#### Kurze Aufgabe:
Gib den Abschnitt des Textes zur Baustellenzertifizierung erneut wieder, beginnend mit „Zertifizierung richtet sich“ und weiter bis „am Standort aus.“. Tausche dabei „Bauherren“ gegen „Auftraggeber“.

#### Quellauszug:
------------------------------------------------------------------------

Maßnahmen zur Information der Anwohner und des Gewerbes in der unmittelbaren Umgebung sind Kern des Kriteriums „Kommunikation mit der lokalen Öffentlichkeit“. Dabei geht es um die Zeit vor Start der Baustelle wie auch die prozessbegleitende Kommunikation. Besonderen Wert gelegt wird auch auf das Erscheinungsbild der Baustelle für die Öffentlichkeit. Positiv bewertet wird, wenn eine digitale Informationsplattform bereitgestellt wird.
 
„Qualität der Bauausführung“ ist das fünfte und letzte Kriterium der Zertifizierung. Hier werden etwa ein Planverwaltungsmanagement, eine Schnittstellenkoordination oder ein Verbesserungsmanagement positiv bewertet. Die Nutzung einer App auf der Baustelle oder der Einsatz intelligenter Maschinensteuerung fließen in das Zertifizierungsergebnis ein. Im Fokus sind die Qualitätssicherung der verwendeten Bauprodukte sowie Detailthemen wie die Schimmelpilzprävention.
 
Zertifizierung richtet sich an Bauherren, Kommunen und Bauunternehmen
 
Zielgruppen der bei Hoch- und Tiefbauprojekten gleichermaßen anwendbaren Zertifizierung sind in erster Linie Bauherren, Kommunen und Bauunternehmen. Für Bauherren liegen die Mehrwerte einer Zertifizierung in einem reibungsloseren Bauprozess, einer zusätzlichen Qualitätssicherung der Bausauführung sowie der Risikominimierung über die umgesetzten Vorsorgekonzepte. Hinzu kommt das positive Image einer sicheren, sauberen und nachhaltigen Baustelle. Zudem wirkt sich die Auszeichnung positiv auf geplante Zertifizierungen des Quartiers oder einzelner Gebäude am Standort aus.
 
Kommunen haben die Möglichkeit, die DGNB Zertifizierung zur Auflage zu machen und so zu verbesserten Prozessen beizutragen. Gerade die Akzeptanz der Baustellen durch die lokale Öffentlichkeit liegt im besonderen Interesse von Städten und Gemeinden.
 
Für Bauunternehmen und die ausführenden Gewerke ergeben sich Vorteile über ein Plus an Arbeitssicherheit sowie die damit verbundene höhere Attraktivität für bestehende und neue Mitarbeitende. Sie können zudem von der Optimierung bestehender Prozesse im Sinne einer ganzheitlichen Nachhaltigkeit profitieren. Außerdem haben Bauunternehmen die Möglichkeit, über ein DGNB Basiszertifikat ein Alleinstellungsmerkmal gegenüber Wettbewerbern zu erhalten. In diesem sind alle Prozesse und Maßnahmen des Bauunternehmens definiert, die standardmäßig bei jeder Baustelle durchgeführt werden. Es dient als Grundlage für künftige Zertifizierungsprojekte, wobei die Aufwände dieser Einzelprojekte reduziert werden.

------------------------------------------------------------------------

#### Daten:
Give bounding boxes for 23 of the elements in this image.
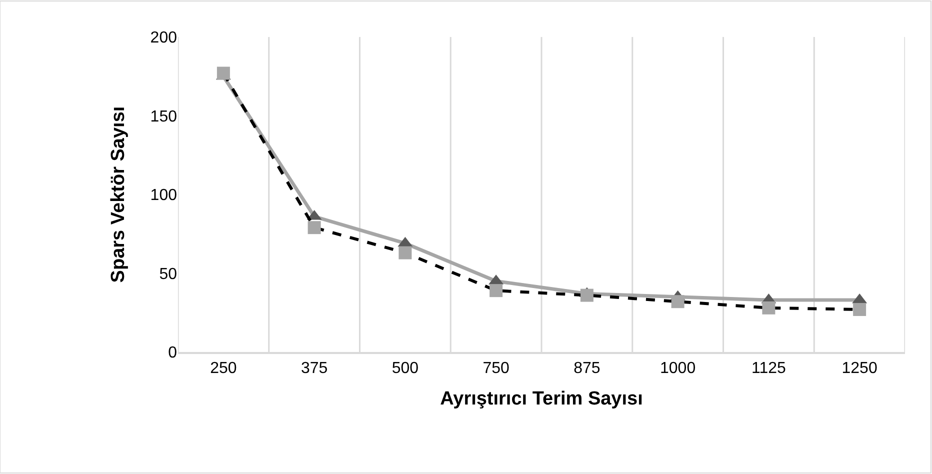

------------------------------------------------------------------------

#### Endergebnis:
Zertifizierung richtet sich an Auftraggeber, Kommunen und Bauunternehmen
 
Zielgruppen der bei Hoch- und Tiefbauprojekten gleichermaßen anwendbaren Zertifizierung sind in erster Linie Auftraggeber, Kommunen und Bauunternehmen. Für Auftraggeber liegen die Mehrwerte einer Zertifizierung in einem reibungsloseren Bauprozess, einer zusätzlichen Qualitätssicherung der Bausauführung sowie der Risikominimierung über die umgesetzten Vorsorgekonzepte. Hinzu kommt das positive Image einer sicheren, sauberen und nachhaltigen Baustelle. Zudem wirkt sich die Auszeichnung positiv auf geplante Zertifizierungen des Quartiers oder einzelner Gebäude am Standort aus.